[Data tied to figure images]
----

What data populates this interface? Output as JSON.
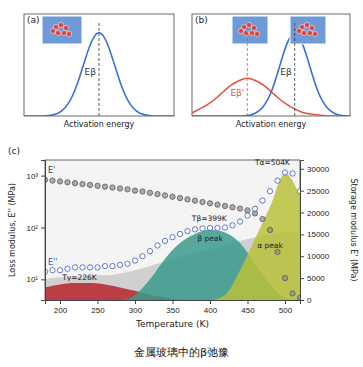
{
  "caption": "金属玻璃中的β弛豫",
  "chart_data": [
    {
      "type": "line",
      "title": "(a)",
      "x_label": "Activation energy",
      "tick_labels": false,
      "xlim": [
        0,
        10
      ],
      "ylim": [
        0,
        1
      ],
      "series": [
        {
          "color": "#3b6fd6",
          "x": [
            0,
            0.5,
            1,
            1.5,
            2,
            2.5,
            3,
            3.5,
            4,
            4.5,
            5,
            5.5,
            6,
            6.5,
            7,
            7.5,
            8,
            8.5,
            9,
            9.5,
            10
          ],
          "values": [
            0,
            0,
            0,
            0,
            0.01,
            0.04,
            0.12,
            0.28,
            0.52,
            0.75,
            0.85,
            0.75,
            0.52,
            0.28,
            0.12,
            0.04,
            0.01,
            0,
            0,
            0,
            0
          ]
        }
      ],
      "annotations": [
        {
          "text": "Eβ",
          "x": 5,
          "y": 0.4,
          "color": "#333333"
        }
      ]
    },
    {
      "type": "line",
      "title": "(b)",
      "x_label": "Activation energy",
      "tick_labels": false,
      "xlim": [
        0,
        10
      ],
      "ylim": [
        0,
        1
      ],
      "series": [
        {
          "color": "#e0533f",
          "x": [
            0,
            0.5,
            1,
            1.5,
            2,
            2.5,
            3,
            3.5,
            4,
            4.5,
            5,
            5.5,
            6,
            6.5,
            7,
            7.5,
            8,
            8.5,
            9,
            9.5,
            10
          ],
          "values": [
            0.03,
            0.07,
            0.11,
            0.17,
            0.24,
            0.31,
            0.35,
            0.38,
            0.35,
            0.31,
            0.24,
            0.17,
            0.11,
            0.07,
            0.03,
            0.02,
            0.01,
            0,
            0,
            0,
            0
          ]
        },
        {
          "color": "#3b6fd6",
          "x": [
            0,
            0.5,
            1,
            1.5,
            2,
            2.5,
            3,
            3.5,
            4,
            4.5,
            5,
            5.5,
            6,
            6.5,
            7,
            7.5,
            8,
            8.5,
            9,
            9.5,
            10
          ],
          "values": [
            0,
            0,
            0,
            0,
            0,
            0,
            0,
            0,
            0.02,
            0.08,
            0.21,
            0.46,
            0.73,
            0.85,
            0.73,
            0.46,
            0.21,
            0.08,
            0.02,
            0,
            0
          ]
        }
      ],
      "annotations": [
        {
          "text": "Eβ'",
          "x": 3.5,
          "y": 0.2,
          "color": "#e0533f"
        },
        {
          "text": "Eβ",
          "x": 6.5,
          "y": 0.4,
          "color": "#333333"
        }
      ]
    },
    {
      "type": "line",
      "title": "(c)",
      "x_label": "Temperature (K)",
      "y_label": "Loss modulus, E'' (MPa)",
      "y2_label": "Storage modulus E' (MPa)",
      "log": "y",
      "xlim": [
        180,
        520
      ],
      "xticks": [
        200,
        250,
        300,
        350,
        400,
        450,
        500
      ],
      "ylim": [
        4,
        2000
      ],
      "yticks": [
        {
          "value": 10,
          "label": "10¹"
        },
        {
          "value": 100,
          "label": "10²"
        },
        {
          "value": 1000,
          "label": "10³"
        }
      ],
      "y2lim": [
        0,
        32000
      ],
      "y2ticks": [
        0,
        5000,
        10000,
        15000,
        20000,
        25000,
        30000
      ],
      "series": [
        {
          "type": "area",
          "color": "#c9c9c9",
          "x": [
            180,
            200,
            220,
            240,
            260,
            280,
            300,
            320,
            340,
            360,
            380,
            400,
            420,
            440,
            460,
            480,
            500,
            520
          ],
          "values": [
            10,
            11,
            11,
            12,
            12,
            13,
            15,
            18,
            22,
            27,
            32,
            38,
            45,
            55,
            65,
            75,
            80,
            80
          ]
        },
        {
          "type": "area",
          "color": "#b5262d",
          "x": [
            180,
            200,
            220,
            240,
            260,
            280,
            300,
            320,
            340,
            360,
            380,
            400,
            420,
            440,
            460,
            480,
            500,
            520
          ],
          "values": [
            7,
            8,
            8.5,
            8.5,
            8,
            7,
            6,
            5,
            4.5,
            4,
            4,
            4,
            4,
            4,
            4,
            4,
            4,
            4
          ]
        },
        {
          "type": "area",
          "color": "#3a9a8c",
          "x": [
            180,
            200,
            220,
            240,
            260,
            280,
            300,
            320,
            340,
            360,
            380,
            400,
            420,
            440,
            460,
            480,
            500,
            520
          ],
          "values": [
            4,
            4,
            4,
            4,
            4,
            4,
            5,
            10,
            25,
            50,
            75,
            90,
            80,
            50,
            20,
            8,
            4.5,
            4
          ]
        },
        {
          "type": "area",
          "color": "#b8c13a",
          "x": [
            180,
            200,
            220,
            240,
            260,
            280,
            300,
            320,
            340,
            360,
            380,
            400,
            420,
            440,
            460,
            480,
            500,
            520
          ],
          "values": [
            4,
            4,
            4,
            4,
            4,
            4,
            4,
            4,
            4,
            4,
            4,
            4,
            5,
            15,
            60,
            250,
            1100,
            400
          ]
        },
        {
          "name": "E'",
          "type": "scatter",
          "axis": "y2",
          "color": "#8c8c8c",
          "marker": "circle",
          "x": [
            180,
            190,
            200,
            210,
            220,
            230,
            240,
            250,
            260,
            270,
            280,
            290,
            300,
            310,
            320,
            330,
            340,
            350,
            360,
            370,
            380,
            390,
            400,
            410,
            420,
            430,
            440,
            450,
            460,
            470,
            480,
            490,
            500,
            510,
            520
          ],
          "values": [
            27500,
            27300,
            27100,
            26900,
            26700,
            26500,
            26300,
            26100,
            25900,
            25700,
            25500,
            25300,
            25000,
            24800,
            24500,
            24200,
            23900,
            23600,
            23300,
            23000,
            22700,
            22400,
            22100,
            21800,
            21500,
            21200,
            20900,
            20500,
            19800,
            18500,
            16000,
            11000,
            5000,
            1500,
            500
          ]
        },
        {
          "name": "E''",
          "type": "scatter",
          "color": "#3a5bc7",
          "marker": "circle",
          "x": [
            180,
            190,
            200,
            210,
            220,
            230,
            240,
            250,
            260,
            270,
            280,
            290,
            300,
            310,
            320,
            330,
            340,
            350,
            360,
            370,
            380,
            390,
            400,
            410,
            420,
            430,
            440,
            450,
            460,
            470,
            480,
            490,
            500,
            510,
            520
          ],
          "values": [
            14,
            15,
            15,
            16,
            17,
            17,
            17,
            17,
            18,
            18,
            19,
            20,
            23,
            28,
            35,
            45,
            55,
            65,
            75,
            85,
            92,
            96,
            98,
            98,
            100,
            110,
            130,
            170,
            230,
            330,
            500,
            800,
            1150,
            1100,
            500
          ]
        }
      ],
      "annotations": [
        {
          "text": "Tγ=226K",
          "x": 226,
          "y": 7
        },
        {
          "text": "Tβ=399K",
          "x": 399,
          "y": 98
        },
        {
          "text": "Tα=504K",
          "x": 504,
          "y": 1150
        },
        {
          "text": "β peak",
          "x": 400,
          "y": 40
        },
        {
          "text": "α peak",
          "x": 480,
          "y": 30
        }
      ]
    }
  ]
}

----

▶ _Prompt_: Filter the entries above down to the lines containing the word "modulus".

▶ _Expected answer_:
      "y_label": "Loss modulus, E'' (MPa)",
      "y2_label": "Storage modulus E' (MPa)",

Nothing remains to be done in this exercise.